> [What you should do]: Check each line of the material below for "центром", then copy the ones that contain it.

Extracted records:
▶
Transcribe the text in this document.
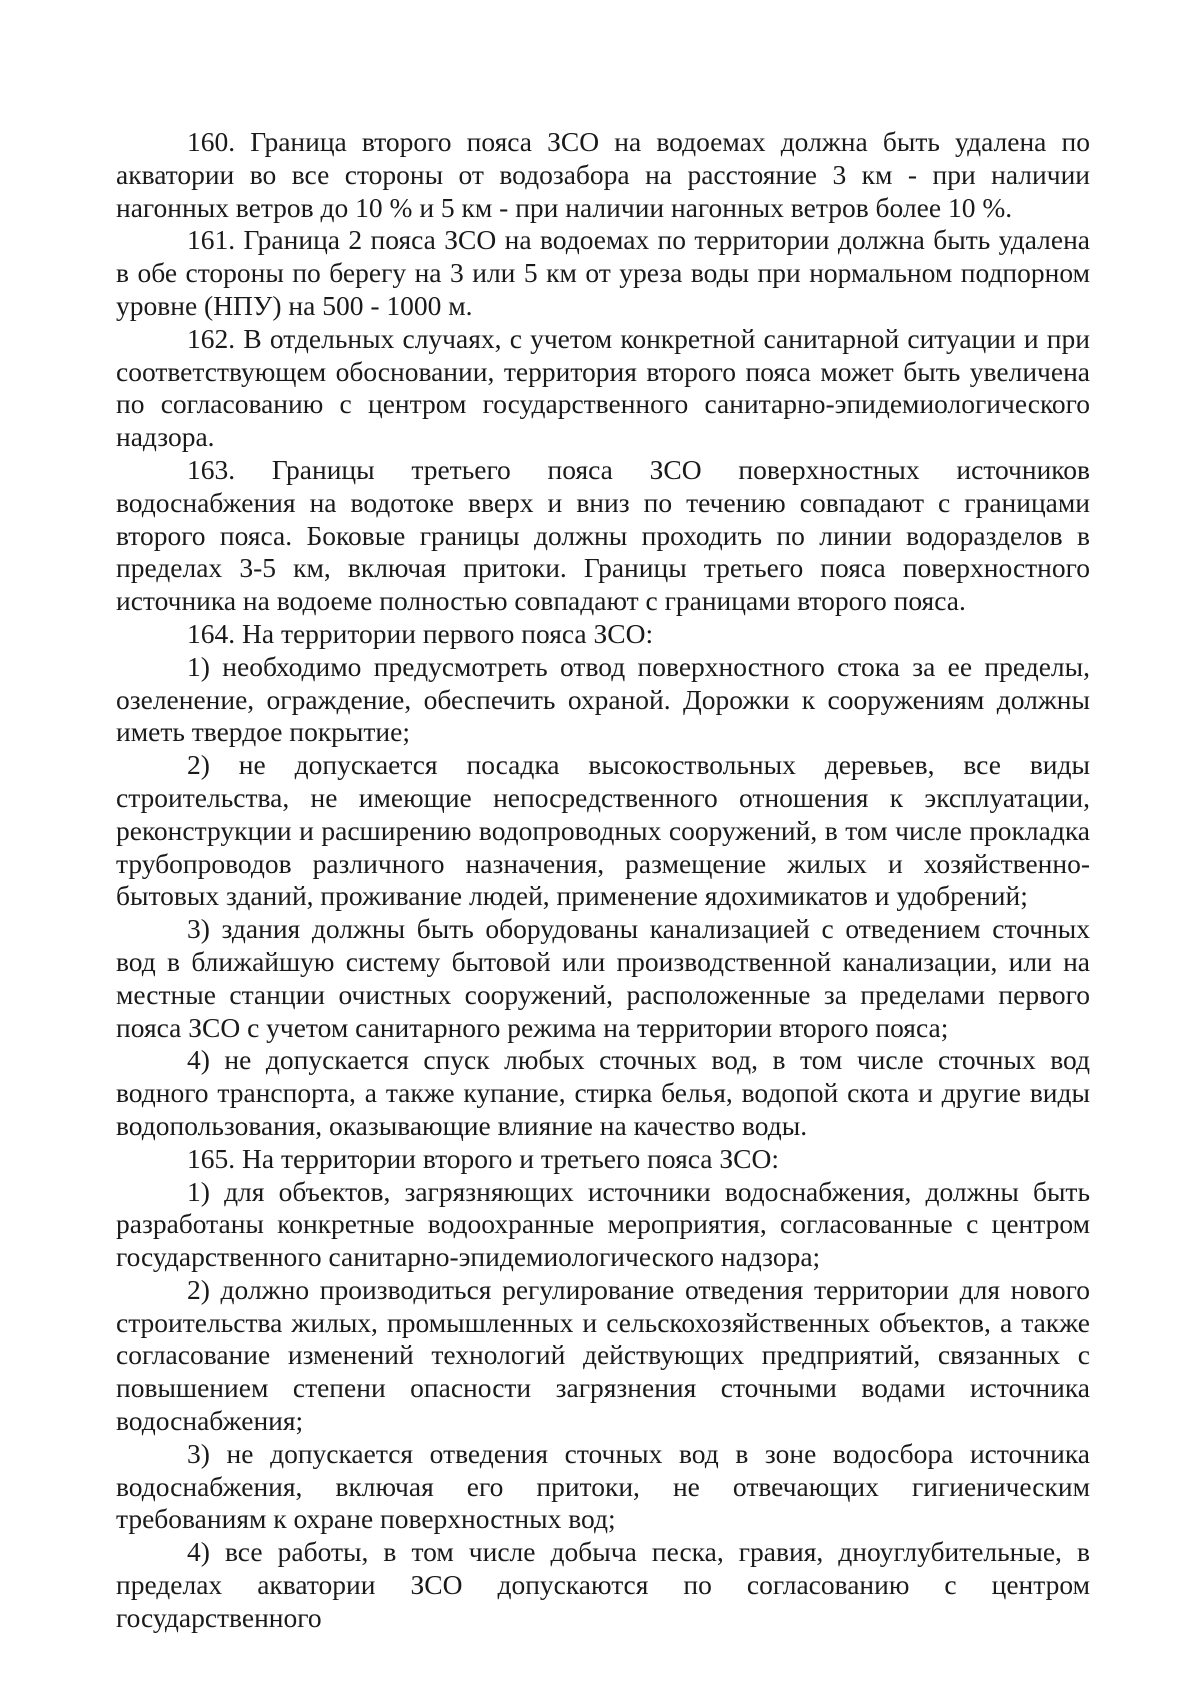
160. Граница второго пояса ЗСО на водоемах должна быть удалена по акватории во все стороны от водозабора на расстояние 3 км - при наличии нагонных ветров до 10 % и 5 км - при наличии нагонных ветров более 10 %.

161. Граница 2 пояса ЗСО на водоемах по территории должна быть удалена в обе стороны по берегу на 3 или 5 км от уреза воды при нормальном подпорном уровне (НПУ) на 500 - 1000 м.

162. В отдельных случаях, с учетом конкретной санитарной ситуации и при соответствующем обосновании, территория второго пояса может быть увеличена по согласованию с центром государственного санитарно-эпидемиологического надзора.

163. Границы третьего пояса ЗСО поверхностных источников водоснабжения на водотоке вверх и вниз по течению совпадают с границами второго пояса. Боковые границы должны проходить по линии водоразделов в пределах 3-5 км, включая притоки. Границы третьего пояса поверхностного источника на водоеме полностью совпадают с границами второго пояса.

164. На территории первого пояса ЗСО:

1) необходимо предусмотреть отвод поверхностного стока за ее пределы, озеленение, ограждение, обеспечить охраной. Дорожки к сооружениям должны иметь твердое покрытие;

2) не допускается посадка высокоствольных деревьев, все виды строительства, не имеющие непосредственного отношения к эксплуатации, реконструкции и расширению водопроводных сооружений, в том числе прокладка трубопроводов различного назначения, размещение жилых и хозяйственно-бытовых зданий, проживание людей, применение ядохимикатов и удобрений;

3) здания должны быть оборудованы канализацией с отведением сточных вод в ближайшую систему бытовой или производственной канализации, или на местные станции очистных сооружений, расположенные за пределами первого пояса ЗСО с учетом санитарного режима на территории второго пояса;

4) не допускается спуск любых сточных вод, в том числе сточных вод водного транспорта, а также купание, стирка белья, водопой скота и другие виды водопользования, оказывающие влияние на качество воды.

165. На территории второго и третьего пояса ЗСО:

1) для объектов, загрязняющих источники водоснабжения, должны быть разработаны конкретные водоохранные мероприятия, согласованные с центром государственного санитарно-эпидемиологического надзора;

2) должно производиться регулирование отведения территории для нового строительства жилых, промышленных и сельскохозяйственных объектов, а также согласование изменений технологий действующих предприятий, связанных с повышением степени опасности загрязнения сточными водами источника водоснабжения;

3) не допускается отведения сточных вод в зоне водосбора источника водоснабжения, включая его притоки, не отвечающих гигиеническим требованиям к охране поверхностных вод;

4) все работы, в том числе добыча песка, гравия, дноуглубительные, в пределах акватории ЗСО допускаются по согласованию с центром государственного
◀
> [Result]:
162. В отдельных случаях, с учетом конкретной санитарной ситуации и при соответствующем обосновании, территория второго пояса может быть увеличена по согласованию с центром государственного санитарно-эпидемиологического надзора.
1) для объектов, загрязняющих источники водоснабжения, должны быть разработаны конкретные водоохранные мероприятия, согласованные с центром государственного санитарно-эпидемиологического надзора;
4) все работы, в том числе добыча песка, гравия, дноуглубительные, в пределах акватории ЗСО допускаются по согласованию с центром государственного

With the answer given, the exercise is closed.